> 显示数据

━━━━━━━━━━━━━━━━━━━━━━━━━━━━━━

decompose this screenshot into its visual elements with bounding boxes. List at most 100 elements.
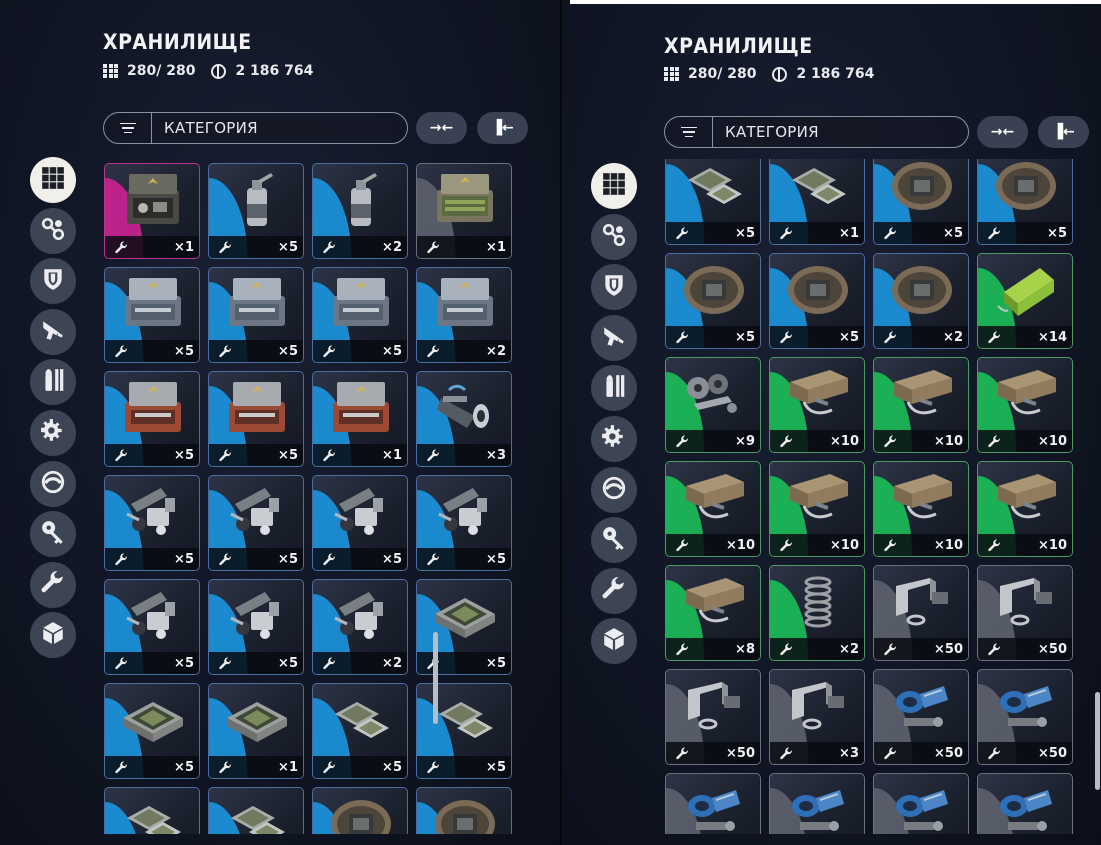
inventory-item[interactable]: ×5 [104,683,200,779]
category-weapon[interactable] [591,314,637,361]
inventory-item[interactable]: ×10 [769,357,865,453]
scrollbar-thumb[interactable] [433,632,438,724]
inventory-item[interactable]: ×5 [977,159,1073,245]
inventory-item[interactable]: ×5 [665,159,761,245]
item-quantity: ×5 [382,551,402,567]
inventory-item[interactable]: ×50 [977,669,1073,765]
inventory-item[interactable]: ×5 [208,371,304,467]
inventory-item[interactable]: ×10 [977,357,1073,453]
category-key[interactable] [591,517,637,564]
category-armor[interactable] [591,264,637,311]
inventory-item[interactable]: ×10 [873,461,969,557]
inventory-item[interactable] [208,787,304,834]
inventory-item[interactable]: ×1 [312,371,408,467]
inventory-item[interactable]: ×5 [665,253,761,349]
wrench-icon [987,226,1001,240]
inventory-item[interactable] [977,773,1073,834]
inventory-item[interactable]: ×50 [665,669,761,765]
wrench-icon [426,760,440,774]
inventory-item[interactable]: ×50 [873,565,969,661]
inventory-item[interactable]: ×2 [769,565,865,661]
align-button[interactable]: ▐← [477,112,528,144]
inventory-item[interactable]: ×2 [312,579,408,675]
inventory-item[interactable]: ×50 [977,565,1073,661]
inventory-item[interactable] [104,787,200,834]
category-weapon[interactable] [30,308,76,355]
collapse-button[interactable]: →← [977,116,1028,148]
inventory-item[interactable]: ×1 [104,163,200,259]
inventory-item[interactable]: ×5 [416,683,512,779]
inventory-item[interactable] [873,773,969,834]
collapse-button[interactable]: →← [416,112,467,144]
top-edge-line [570,0,1101,4]
inventory-item[interactable]: ×3 [769,669,865,765]
inventory-item[interactable]: ×10 [665,461,761,557]
inventory-item[interactable]: ×5 [312,475,408,571]
tray-icon [121,692,185,748]
category-filter[interactable]: КАТЕГОРИЯ [664,116,969,148]
category-grid[interactable] [591,163,637,209]
item-quantity: ×8 [735,641,755,657]
item-footer: ×5 [105,548,199,570]
inventory-item[interactable]: ×14 [977,253,1073,349]
category-scope[interactable] [30,460,76,507]
category-filter[interactable]: КАТЕГОРИЯ [103,112,408,144]
category-key[interactable] [30,511,76,558]
category-armor[interactable] [30,258,76,305]
inventory-item[interactable]: ×1 [416,163,512,259]
inventory-item[interactable]: ×10 [769,461,865,557]
inventory-item[interactable]: ×5 [104,475,200,571]
inventory-item[interactable]: ×10 [873,357,969,453]
item-footer: ×50 [874,742,968,764]
inventory-item[interactable]: ×9 [665,357,761,453]
inventory-item[interactable] [416,787,512,834]
inventory-item[interactable]: ×2 [416,267,512,363]
category-scope[interactable] [591,466,637,513]
inventory-item[interactable]: ×5 [769,253,865,349]
inventory-item[interactable]: ×5 [312,267,408,363]
wrench-icon [779,538,793,552]
wrench-icon [779,434,793,448]
bracket-icon [890,574,954,630]
inventory-item[interactable]: ×5 [104,579,200,675]
inventory-item[interactable]: ×50 [873,669,969,765]
wrench-icon [114,344,128,358]
inventory-item[interactable]: ×5 [416,579,512,675]
inventory-item[interactable]: ×1 [208,683,304,779]
inventory-item[interactable]: ×5 [416,475,512,571]
inventory-item[interactable]: ×5 [104,371,200,467]
inventory-item[interactable]: ×8 [665,565,761,661]
inventory-item[interactable]: ×5 [208,267,304,363]
inventory-item[interactable] [769,773,865,834]
inventory-item[interactable]: ×5 [873,159,969,245]
category-parts[interactable] [591,213,637,260]
tray-icon [225,692,289,748]
item-quantity: ×2 [382,655,402,671]
parts-icon [329,484,393,540]
inventory-item[interactable]: ×5 [208,475,304,571]
scrollbar-thumb[interactable] [1095,692,1100,790]
align-button[interactable]: ▐← [1038,116,1089,148]
category-grid[interactable] [30,157,76,203]
wrench-icon [218,760,232,774]
inventory-item[interactable]: ×1 [769,159,865,245]
chip-icon [433,692,497,748]
inventory-item[interactable]: ×2 [312,163,408,259]
inventory-item[interactable] [665,773,761,834]
inventory-item[interactable] [312,787,408,834]
inventory-item[interactable]: ×10 [977,461,1073,557]
item-quantity: ×5 [174,655,194,671]
inventory-item[interactable]: ×5 [312,683,408,779]
inventory-item[interactable]: ×5 [208,163,304,259]
category-wrench[interactable] [30,561,76,608]
inventory-item[interactable]: ×3 [416,371,512,467]
category-gear-weapon[interactable] [30,410,76,456]
category-wrench[interactable] [591,567,637,614]
inventory-item[interactable]: ×5 [208,579,304,675]
item-quantity: ×5 [486,655,506,671]
category-parts[interactable] [30,207,76,254]
item-footer: ×10 [874,534,968,556]
category-gear-weapon[interactable] [591,416,637,462]
inventory-item[interactable]: ×2 [873,253,969,349]
inventory-item[interactable]: ×5 [104,267,200,363]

━━━━━━━━━━━━━━━━━━━━━━━━━━━━━━

请把以上全部行表示为Markdown表格，两列分别为“序号”和“内容”，空行不要列入。答案中不要包含图片。

> 完整答案
| 序号 | 内容 |
|---|---|
| 1 | decompose this screenshot into its visual elements with bounding boxes. List at most 100 elements. |
| 2 | inventory-item[interactable]: ×5 [104,683,200,779] |
| 3 | category-weapon[interactable] [591,314,637,361] |
| 4 | inventory-item[interactable]: ×10 [769,357,865,453] |
| 5 | scrollbar-thumb[interactable] [433,632,438,724] |
| 6 | inventory-item[interactable]: ×5 [977,159,1073,245] |
| 7 | inventory-item[interactable]: ×5 [665,159,761,245] |
| 8 | item-quantity: ×5 [382,551,402,567] |
| 9 | inventory-item[interactable]: ×50 [977,669,1073,765] |
| 10 | inventory-item[interactable]: ×5 [208,371,304,467] |
| 11 | inventory-item[interactable]: ×10 [977,357,1073,453] |
| 12 | category-key[interactable] [591,517,637,564] |
| 13 | category-armor[interactable] [591,264,637,311] |
| 14 | inventory-item[interactable]: ×10 [873,461,969,557] |
| 15 | inventory-item[interactable] [208,787,304,834] |
| 16 | inventory-item[interactable]: ×1 [312,371,408,467] |
| 17 | inventory-item[interactable]: ×5 [665,253,761,349] |
| 18 | wrench-icon [987,226,1001,240] |
| 19 | inventory-item[interactable] [977,773,1073,834] |
| 20 | inventory-item[interactable]: ×50 [665,669,761,765] |
| 21 | wrench-icon [426,760,440,774] |
| 22 | inventory-item[interactable]: ×50 [873,565,969,661] |
| 23 | inventory-item[interactable]: ×2 [769,565,865,661] |
| 24 | align-button[interactable]: ▐← [477,112,528,144] |
| 25 | inventory-item[interactable]: ×2 [312,579,408,675] |
| 26 | inventory-item[interactable]: ×50 [977,565,1073,661] |
| 27 | inventory-item[interactable] [104,787,200,834] |
| 28 | category-weapon[interactable] [30,308,76,355] |
| 29 | collapse-button[interactable]: →← [977,116,1028,148] |
| 30 | inventory-item[interactable]: ×1 [104,163,200,259] |
| 31 | inventory-item[interactable]: ×5 [416,683,512,779] |
| 32 | inventory-item[interactable] [873,773,969,834] |
| 33 | collapse-button[interactable]: →← [416,112,467,144] |
| 34 | top-edge-line [570,0,1101,4] |
| 35 | inventory-item[interactable]: ×3 [769,669,865,765] |
| 36 | inventory-item[interactable]: ×10 [665,461,761,557] |
| 37 | inventory-item[interactable]: ×5 [312,475,408,571] |
| 38 | tray-icon [121,692,185,748] |
| 39 | category-filter[interactable]: КАТЕГОРИЯ [664,116,969,148] |
| 40 | category-grid[interactable] [591,163,637,209] |
| 41 | item-quantity: ×8 [735,641,755,657] |
| 42 | item-footer: ×5 [105,548,199,570] |
| 43 | inventory-item[interactable]: ×14 [977,253,1073,349] |
| 44 | category-scope[interactable] [30,460,76,507] |
| 45 | category-filter[interactable]: КАТЕГОРИЯ [103,112,408,144] |
| 46 | category-key[interactable] [30,511,76,558] |
| 47 | category-armor[interactable] [30,258,76,305] |
| 48 | inventory-item[interactable]: ×1 [416,163,512,259] |
| 49 | inventory-item[interactable]: ×10 [769,461,865,557] |
| 50 | inventory-item[interactable]: ×5 [104,475,200,571] |
| 51 | inventory-item[interactable]: ×10 [873,357,969,453] |
| 52 | item-footer: ×50 [874,742,968,764] |
| 53 | inventory-item[interactable]: ×9 [665,357,761,453] |
| 54 | inventory-item[interactable] [416,787,512,834] |
| 55 | inventory-item[interactable]: ×2 [416,267,512,363] |
| 56 | category-scope[interactable] [591,466,637,513] |
| 57 | inventory-item[interactable]: ×5 [769,253,865,349] |
| 58 | inventory-item[interactable]: ×5 [312,267,408,363] |
| 59 | wrench-icon [779,538,793,552] |
| 60 | wrench-icon [779,434,793,448] |
| 61 | bracket-icon [890,574,954,630] |
| 62 | inventory-item[interactable]: ×5 [104,579,200,675] |
| 63 | inventory-item[interactable]: ×50 [873,669,969,765] |
| 64 | wrench-icon [114,344,128,358] |
| 65 | inventory-item[interactable]: ×5 [416,579,512,675] |
| 66 | inventory-item[interactable]: ×1 [208,683,304,779] |
| 67 | inventory-item[interactable]: ×5 [416,475,512,571] |
| 68 | inventory-item[interactable]: ×5 [104,371,200,467] |
| 69 | inventory-item[interactable]: ×8 [665,565,761,661] |
| 70 | inventory-item[interactable]: ×5 [208,267,304,363] |
| 71 | inventory-item[interactable] [769,773,865,834] |
| 72 | inventory-item[interactable]: ×5 [873,159,969,245] |
| 73 | category-parts[interactable] [591,213,637,260] |
| 74 | tray-icon [225,692,289,748] |
| 75 | item-quantity: ×2 [382,655,402,671] |
| 76 | parts-icon [329,484,393,540] |
| 77 | inventory-item[interactable]: ×5 [208,475,304,571] |
| 78 | scrollbar-thumb[interactable] [1095,692,1100,790] |
| 79 | align-button[interactable]: ▐← [1038,116,1089,148] |
| 80 | category-grid[interactable] [30,157,76,203] |
| 81 | wrench-icon [218,760,232,774] |
| 82 | inventory-item[interactable]: ×1 [769,159,865,245] |
| 83 | chip-icon [433,692,497,748] |
| 84 | inventory-item[interactable]: ×2 [312,163,408,259] |
| 85 | inventory-item[interactable] [665,773,761,834] |
| 86 | inventory-item[interactable] [312,787,408,834] |
| 87 | inventory-item[interactable]: ×10 [977,461,1073,557] |
| 88 | item-quantity: ×5 [174,655,194,671] |
| 89 | inventory-item[interactable]: ×5 [312,683,408,779] |
| 90 | inventory-item[interactable]: ×5 [208,163,304,259] |
| 91 | category-wrench[interactable] [30,561,76,608] |
| 92 | inventory-item[interactable]: ×3 [416,371,512,467] |
| 93 | category-gear-weapon[interactable] [30,410,76,456] |
| 94 | category-wrench[interactable] [591,567,637,614] |
| 95 | inventory-item[interactable]: ×5 [208,579,304,675] |
| 96 | item-quantity: ×5 [486,655,506,671] |
| 97 | category-parts[interactable] [30,207,76,254] |
| 98 | item-footer: ×10 [874,534,968,556] |
| 99 | category-gear-weapon[interactable] [591,416,637,462] |
| 100 | inventory-item[interactable]: ×2 [873,253,969,349] |
| 101 | inventory-item[interactable]: ×5 [104,267,200,363] |